__TASK DIRECTIONS__
Send back the records in full, character for character.

__INPUT DATA__
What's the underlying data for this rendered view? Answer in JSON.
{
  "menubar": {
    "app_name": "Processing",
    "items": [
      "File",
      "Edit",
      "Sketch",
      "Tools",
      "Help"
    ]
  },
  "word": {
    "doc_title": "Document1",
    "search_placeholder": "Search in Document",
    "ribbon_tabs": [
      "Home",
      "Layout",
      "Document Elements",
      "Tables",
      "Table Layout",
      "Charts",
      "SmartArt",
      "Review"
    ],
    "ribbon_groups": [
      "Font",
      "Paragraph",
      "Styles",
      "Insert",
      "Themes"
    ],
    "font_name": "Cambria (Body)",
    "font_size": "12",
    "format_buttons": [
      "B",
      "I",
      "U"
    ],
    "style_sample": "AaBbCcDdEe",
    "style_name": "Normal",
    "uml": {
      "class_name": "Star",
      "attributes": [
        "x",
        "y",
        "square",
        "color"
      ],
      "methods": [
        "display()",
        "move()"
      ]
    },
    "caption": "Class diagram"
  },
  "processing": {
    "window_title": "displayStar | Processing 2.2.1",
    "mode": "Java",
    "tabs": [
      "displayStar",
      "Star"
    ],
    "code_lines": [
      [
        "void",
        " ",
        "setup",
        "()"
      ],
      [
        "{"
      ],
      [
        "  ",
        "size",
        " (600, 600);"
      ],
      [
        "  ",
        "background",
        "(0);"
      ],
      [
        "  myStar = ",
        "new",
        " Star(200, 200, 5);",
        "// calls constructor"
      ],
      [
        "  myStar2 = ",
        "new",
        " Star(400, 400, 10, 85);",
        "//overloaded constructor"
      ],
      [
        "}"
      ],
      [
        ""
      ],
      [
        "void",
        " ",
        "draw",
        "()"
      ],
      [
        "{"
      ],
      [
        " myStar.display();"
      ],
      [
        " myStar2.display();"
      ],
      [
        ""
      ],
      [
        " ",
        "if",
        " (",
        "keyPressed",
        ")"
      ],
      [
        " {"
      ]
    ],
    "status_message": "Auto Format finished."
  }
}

__WRITTEN ANSWER__
What's the underlying data for this rendered view? Answer in JSON.
{
  "menubar": {
    "app_name": "Processing",
    "items": [
      "File",
      "Edit",
      "Sketch",
      "Tools",
      "Help"
    ]
  },
  "word": {
    "doc_title": "Document1",
    "search_placeholder": "Search in Document",
    "ribbon_tabs": [
      "Home",
      "Layout",
      "Document Elements",
      "Tables",
      "Table Layout",
      "Charts",
      "SmartArt",
      "Review"
    ],
    "ribbon_groups": [
      "Font",
      "Paragraph",
      "Styles",
      "Insert",
      "Themes"
    ],
    "font_name": "Cambria (Body)",
    "font_size": "12",
    "format_buttons": [
      "B",
      "I",
      "U"
    ],
    "style_sample": "AaBbCcDdEe",
    "style_name": "Normal",
    "uml": {
      "class_name": "Star",
      "attributes": [
        "x",
        "y",
        "square",
        "color"
      ],
      "methods": [
        "display()",
        "move()"
      ]
    },
    "caption": "Class diagram"
  },
  "processing": {
    "window_title": "displayStar | Processing 2.2.1",
    "mode": "Java",
    "tabs": [
      "displayStar",
      "Star"
    ],
    "code_lines": [
      [
        "void",
        " ",
        "setup",
        "()"
      ],
      [
        "{"
      ],
      [
        "  ",
        "size",
        " (600, 600);"
      ],
      [
        "  ",
        "background",
        "(0);"
      ],
      [
        "  myStar = ",
        "new",
        " Star(200, 200, 5);",
        "// calls constructor"
      ],
      [
        "  myStar2 = ",
        "new",
        " Star(400, 400, 10, 85);",
        "//overloaded constructor"
      ],
      [
        "}"
      ],
      [
        ""
      ],
      [
        "void",
        " ",
        "draw",
        "()"
      ],
      [
        "{"
      ],
      [
        " myStar.display();"
      ],
      [
        " myStar2.display();"
      ],
      [
        ""
      ],
      [
        " ",
        "if",
        " (",
        "keyPressed",
        ")"
      ],
      [
        " {"
      ]
    ],
    "status_message": "Auto Format finished."
  }
}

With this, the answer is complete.